* _DESCRIPTION OF THE TASK_
Work out how many lines in the following entries contain the string "satu", and write only that number.

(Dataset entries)

·····

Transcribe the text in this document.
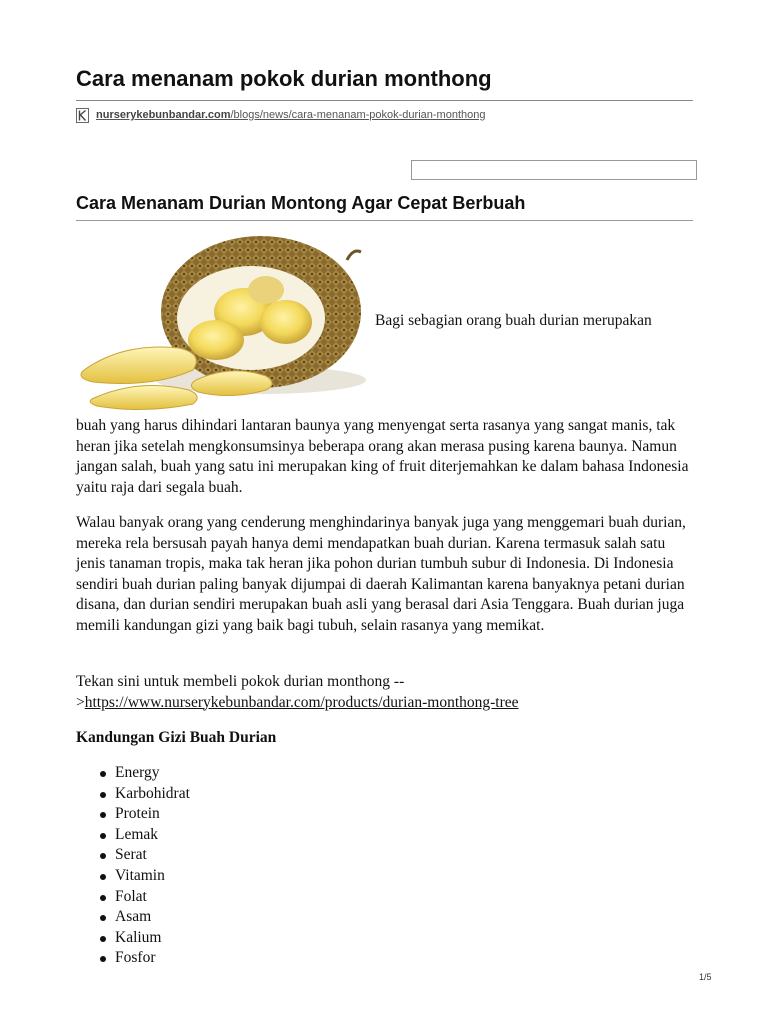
Cara menanam pokok durian monthong
nurserykebunbandar.com/blogs/news/cara-menanam-pokok-durian-monthong
Cara Menanam Durian Montong Agar Cepat Berbuah
Bagi sebagian orang buah durian merupakan

buah yang harus dihindari lantaran baunya yang menyengat serta rasanya yang sangat manis, tak heran jika setelah mengkonsumsinya beberapa orang akan merasa pusing karena baunya. Namun jangan salah, buah yang satu ini merupakan king of fruit diterjemahkan ke dalam bahasa Indonesia yaitu raja dari segala buah.

Walau banyak orang yang cenderung menghindarinya banyak juga yang menggemari buah durian, mereka rela bersusah payah hanya demi mendapatkan buah durian. Karena termasuk salah satu jenis tanaman tropis, maka tak heran jika pohon durian tumbuh subur di Indonesia. Di Indonesia sendiri buah durian paling banyak dijumpai di daerah Kalimantan karena banyaknya petani durian disana, dan durian sendiri merupakan buah asli yang berasal dari Asia Tenggara. Buah durian juga memili kandungan gizi yang baik bagi tubuh, selain rasanya yang memikat.

Tekan sini untuk membeli pokok durian monthong -->https://www.nurserykebunbandar.com/products/durian-monthong-tree

Kandungan Gizi Buah Durian
Energy
Karbohidrat
Protein
Lemak
Serat
Vitamin
Folat
Asam
Kalium
Fosfor
1/5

·····

* _EXERCISE ANSWER_
2